╭─ Passage
Talk Up Your Experience

One advantage you probably have over much younger applicants is your experience, so be sure to point out how your experience and expertise will help the company.

"In addition to talking about how you can succeed in the role you're applying for, talk about how you can mentor and groom the next level of leadership in the company," suggests Kathleen Downs, a vice president with the financial recruitment agency Robert Half Finance & Accounting.

Show You're Adaptable

Unfortunately, the preconceived notion that people become "set in their ways" as they get older can sometimes be a hurdle for job applicants over 50. In order to fight that stereotype, show that you are adaptable to change.

"When speaking with hiring managers, talk about how you've adapted to different situations and how the changes benefited you and your previous employer," says Downs.

Also, if you're willing to take on temporary, part-time, project-based or seasonal work, you might have a leg up on Millennials.

"These are the kinds of jobs where, in many cases, an older worker has an advantage over younger job seekers," says Art Koff, founder of RetiredBrains.com, a website that provides job information and other resources for older Americans. "Employers know that younger job seekers will continue to look for full-time jobs, as they need the benefits when they have a family much more than many older workers whose children are grown."
╰─
╭─ Source information
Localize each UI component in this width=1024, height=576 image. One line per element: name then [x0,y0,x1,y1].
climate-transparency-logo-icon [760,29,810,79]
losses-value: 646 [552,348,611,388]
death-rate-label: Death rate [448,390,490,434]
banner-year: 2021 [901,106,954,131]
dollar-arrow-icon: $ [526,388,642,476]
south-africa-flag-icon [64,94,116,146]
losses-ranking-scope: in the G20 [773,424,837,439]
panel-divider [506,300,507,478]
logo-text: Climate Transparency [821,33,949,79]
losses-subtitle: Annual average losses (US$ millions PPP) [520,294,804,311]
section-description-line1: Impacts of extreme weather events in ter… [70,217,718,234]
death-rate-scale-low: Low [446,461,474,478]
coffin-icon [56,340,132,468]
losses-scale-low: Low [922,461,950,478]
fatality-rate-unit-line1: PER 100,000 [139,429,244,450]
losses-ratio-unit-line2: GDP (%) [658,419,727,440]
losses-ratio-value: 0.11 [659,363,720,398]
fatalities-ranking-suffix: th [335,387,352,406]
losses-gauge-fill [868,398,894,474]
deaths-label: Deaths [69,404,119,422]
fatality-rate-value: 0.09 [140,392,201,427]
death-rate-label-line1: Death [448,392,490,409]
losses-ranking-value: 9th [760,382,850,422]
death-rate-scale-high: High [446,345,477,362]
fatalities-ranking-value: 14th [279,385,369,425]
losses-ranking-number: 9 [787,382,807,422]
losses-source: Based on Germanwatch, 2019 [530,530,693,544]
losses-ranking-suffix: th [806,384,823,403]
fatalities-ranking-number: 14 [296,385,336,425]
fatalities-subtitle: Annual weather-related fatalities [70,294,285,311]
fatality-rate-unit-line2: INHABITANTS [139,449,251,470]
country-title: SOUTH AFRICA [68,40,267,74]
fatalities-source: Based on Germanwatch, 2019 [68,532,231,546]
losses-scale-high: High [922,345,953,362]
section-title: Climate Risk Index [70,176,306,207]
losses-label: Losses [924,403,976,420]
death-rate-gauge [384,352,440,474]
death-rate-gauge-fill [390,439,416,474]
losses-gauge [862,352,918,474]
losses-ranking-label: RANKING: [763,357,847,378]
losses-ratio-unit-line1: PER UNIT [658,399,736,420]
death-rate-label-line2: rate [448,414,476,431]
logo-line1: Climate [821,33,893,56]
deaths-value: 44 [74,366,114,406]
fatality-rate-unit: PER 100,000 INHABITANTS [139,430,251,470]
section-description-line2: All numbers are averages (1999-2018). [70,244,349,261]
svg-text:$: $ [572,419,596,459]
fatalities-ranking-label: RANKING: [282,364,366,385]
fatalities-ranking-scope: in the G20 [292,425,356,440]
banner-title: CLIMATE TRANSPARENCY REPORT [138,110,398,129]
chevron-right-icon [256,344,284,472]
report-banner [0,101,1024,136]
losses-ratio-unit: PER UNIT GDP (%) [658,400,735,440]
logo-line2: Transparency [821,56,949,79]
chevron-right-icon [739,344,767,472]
╰─
## What you need to do
1. Answer these from the passage on job hunting after 50:
(a) With which recruitment agency is Kathleen Downs a vice president?
(b) What notion about older people does the passage say can be a hurdle for applicants over 50?
(c) Who founded RetiredBrains.com?
2. Write what comes next in the passage on job hunting after 50, starting right after its last sentence.

## Responses to the exercise
1.
(a) Robert Half Finance & Accounting
(b) The notion that people become "set in their ways" as they get older
(c) Art Koff

2.
Keep Up With Your Field

A surefire way to impress a hiring manager is to demonstrate that you've been keeping up with the latest trends, developments and technology in your field.

"Take some courses and learn all you can about the hardware or software that may be needed in your field," says Nancy R. Anderson, owner of Blackbird Learning Associates, which offers resume writing and job-search training and coaching. "Learn the new jargon, and be a shining example of someone who naturally embraces what is needed to do your job."

In addition to taking professional development courses, it's also a good idea to obtain new qualifications and licenses whenever possible, says Downs.

Highlight Your Tech Skills

There's no way around it: to succeed in today's workplace, you have to have a solid knowledge of the technology that's used in your field.

"Stay connected and on top of the latest trends and technology in your field and industry and find ways to weave that in during the recruitment and interview process," says Steven Lindner, executive partner for the recruitment firm The WorkPlace Group.

For instance, instead of simply listing on your resume that you're proficient in Excel, talk about how you successfully used the program during an interview.

"You could say something like: 'Yes, I have strong Excel skills, in fact I fully automated a new method of processing accounts payable through developing several macros that streamlined the closing process for the entire accounts payable department by two days,'" says Downs.

If you need to brush up on your technology or social media skills, consider taking a class or asking a "Millennial mentor," such as your child or a friend in his 20s or 30s, to show you the ropes, suggests Peppercorn.

Show You're Raring to Go (Not Slowing Down)

When applying for a job over age 50, it's important to give the impression that you're ready to hit the ground running and not simply winding down for retirement.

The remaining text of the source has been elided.